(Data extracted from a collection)
Begin
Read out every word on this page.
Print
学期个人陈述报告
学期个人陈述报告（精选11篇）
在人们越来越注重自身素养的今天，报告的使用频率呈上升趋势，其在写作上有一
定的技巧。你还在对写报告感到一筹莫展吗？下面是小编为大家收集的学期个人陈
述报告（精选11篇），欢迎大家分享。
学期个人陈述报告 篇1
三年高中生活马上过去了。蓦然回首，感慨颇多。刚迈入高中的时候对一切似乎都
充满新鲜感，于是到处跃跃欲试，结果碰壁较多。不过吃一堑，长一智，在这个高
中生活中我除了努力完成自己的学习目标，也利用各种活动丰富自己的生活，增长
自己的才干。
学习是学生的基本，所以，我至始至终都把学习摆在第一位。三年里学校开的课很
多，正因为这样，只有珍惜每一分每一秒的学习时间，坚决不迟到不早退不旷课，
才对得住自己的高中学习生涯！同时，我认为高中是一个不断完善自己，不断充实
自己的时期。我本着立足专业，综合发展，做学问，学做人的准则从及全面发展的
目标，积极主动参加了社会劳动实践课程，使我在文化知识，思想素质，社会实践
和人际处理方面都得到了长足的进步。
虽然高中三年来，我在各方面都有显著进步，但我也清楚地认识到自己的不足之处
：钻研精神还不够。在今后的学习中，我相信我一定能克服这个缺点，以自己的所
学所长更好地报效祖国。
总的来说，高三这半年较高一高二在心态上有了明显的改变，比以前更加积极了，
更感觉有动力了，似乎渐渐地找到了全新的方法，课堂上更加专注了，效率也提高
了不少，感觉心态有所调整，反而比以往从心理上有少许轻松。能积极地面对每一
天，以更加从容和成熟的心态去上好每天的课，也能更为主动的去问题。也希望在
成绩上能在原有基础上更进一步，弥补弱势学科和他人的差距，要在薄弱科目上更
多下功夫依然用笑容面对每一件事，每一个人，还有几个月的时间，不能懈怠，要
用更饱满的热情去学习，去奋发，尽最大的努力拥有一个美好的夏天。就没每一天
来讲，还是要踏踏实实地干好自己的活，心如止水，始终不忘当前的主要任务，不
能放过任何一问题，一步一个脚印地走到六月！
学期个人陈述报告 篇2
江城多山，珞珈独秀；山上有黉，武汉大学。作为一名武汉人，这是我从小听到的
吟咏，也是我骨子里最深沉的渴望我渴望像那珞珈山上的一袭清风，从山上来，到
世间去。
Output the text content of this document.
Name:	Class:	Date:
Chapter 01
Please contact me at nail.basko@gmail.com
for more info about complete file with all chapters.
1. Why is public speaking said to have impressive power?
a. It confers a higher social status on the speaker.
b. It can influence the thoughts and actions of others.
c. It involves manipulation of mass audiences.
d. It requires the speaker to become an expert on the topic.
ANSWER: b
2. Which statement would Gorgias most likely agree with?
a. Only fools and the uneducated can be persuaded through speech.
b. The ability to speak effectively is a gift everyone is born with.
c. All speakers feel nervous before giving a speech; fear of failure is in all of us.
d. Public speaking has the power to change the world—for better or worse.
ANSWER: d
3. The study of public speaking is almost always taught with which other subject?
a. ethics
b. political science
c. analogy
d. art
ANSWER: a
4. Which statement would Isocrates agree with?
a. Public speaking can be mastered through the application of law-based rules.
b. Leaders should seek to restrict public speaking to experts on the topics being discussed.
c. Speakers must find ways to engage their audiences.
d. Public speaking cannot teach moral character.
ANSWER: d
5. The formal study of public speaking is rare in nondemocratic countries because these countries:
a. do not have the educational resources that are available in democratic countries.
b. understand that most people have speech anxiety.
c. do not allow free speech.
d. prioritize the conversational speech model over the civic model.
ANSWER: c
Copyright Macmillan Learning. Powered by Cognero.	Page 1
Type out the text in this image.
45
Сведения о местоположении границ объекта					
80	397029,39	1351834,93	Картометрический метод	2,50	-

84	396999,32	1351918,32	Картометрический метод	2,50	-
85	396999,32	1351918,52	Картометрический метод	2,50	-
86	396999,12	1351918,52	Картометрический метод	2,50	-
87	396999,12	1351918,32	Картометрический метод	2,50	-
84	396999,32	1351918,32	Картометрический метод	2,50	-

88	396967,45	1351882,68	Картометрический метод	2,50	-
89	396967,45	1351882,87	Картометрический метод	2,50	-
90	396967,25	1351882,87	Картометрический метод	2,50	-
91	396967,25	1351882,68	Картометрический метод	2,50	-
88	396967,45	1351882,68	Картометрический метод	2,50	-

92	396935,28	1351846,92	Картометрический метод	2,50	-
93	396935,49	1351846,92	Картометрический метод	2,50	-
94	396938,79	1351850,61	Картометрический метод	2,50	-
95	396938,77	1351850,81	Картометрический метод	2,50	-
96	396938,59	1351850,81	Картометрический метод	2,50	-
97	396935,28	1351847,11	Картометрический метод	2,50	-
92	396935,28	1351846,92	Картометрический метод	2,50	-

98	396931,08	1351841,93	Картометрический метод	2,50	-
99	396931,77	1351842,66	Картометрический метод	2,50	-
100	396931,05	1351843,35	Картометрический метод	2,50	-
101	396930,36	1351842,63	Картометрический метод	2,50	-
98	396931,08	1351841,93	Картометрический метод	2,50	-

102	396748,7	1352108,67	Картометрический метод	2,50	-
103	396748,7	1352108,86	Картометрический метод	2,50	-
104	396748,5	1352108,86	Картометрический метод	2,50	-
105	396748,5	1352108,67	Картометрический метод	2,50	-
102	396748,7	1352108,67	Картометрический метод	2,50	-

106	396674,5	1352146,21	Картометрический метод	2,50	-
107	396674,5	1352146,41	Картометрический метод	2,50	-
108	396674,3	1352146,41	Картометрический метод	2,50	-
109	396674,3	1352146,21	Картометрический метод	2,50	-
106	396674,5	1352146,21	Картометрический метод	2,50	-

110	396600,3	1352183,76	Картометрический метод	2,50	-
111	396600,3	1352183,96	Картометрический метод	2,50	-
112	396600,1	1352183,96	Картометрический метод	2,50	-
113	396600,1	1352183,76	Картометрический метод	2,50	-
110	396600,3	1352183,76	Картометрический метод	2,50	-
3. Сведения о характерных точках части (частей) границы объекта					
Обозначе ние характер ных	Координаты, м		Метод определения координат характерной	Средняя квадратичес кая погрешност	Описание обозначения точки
End
EXERCISE TASK:
Return only those lines of the records that contain the string "statement".

FINISHED TASK:
2. Which statement would Gorgias most likely agree with?
4. Which statement would Isocrates agree with?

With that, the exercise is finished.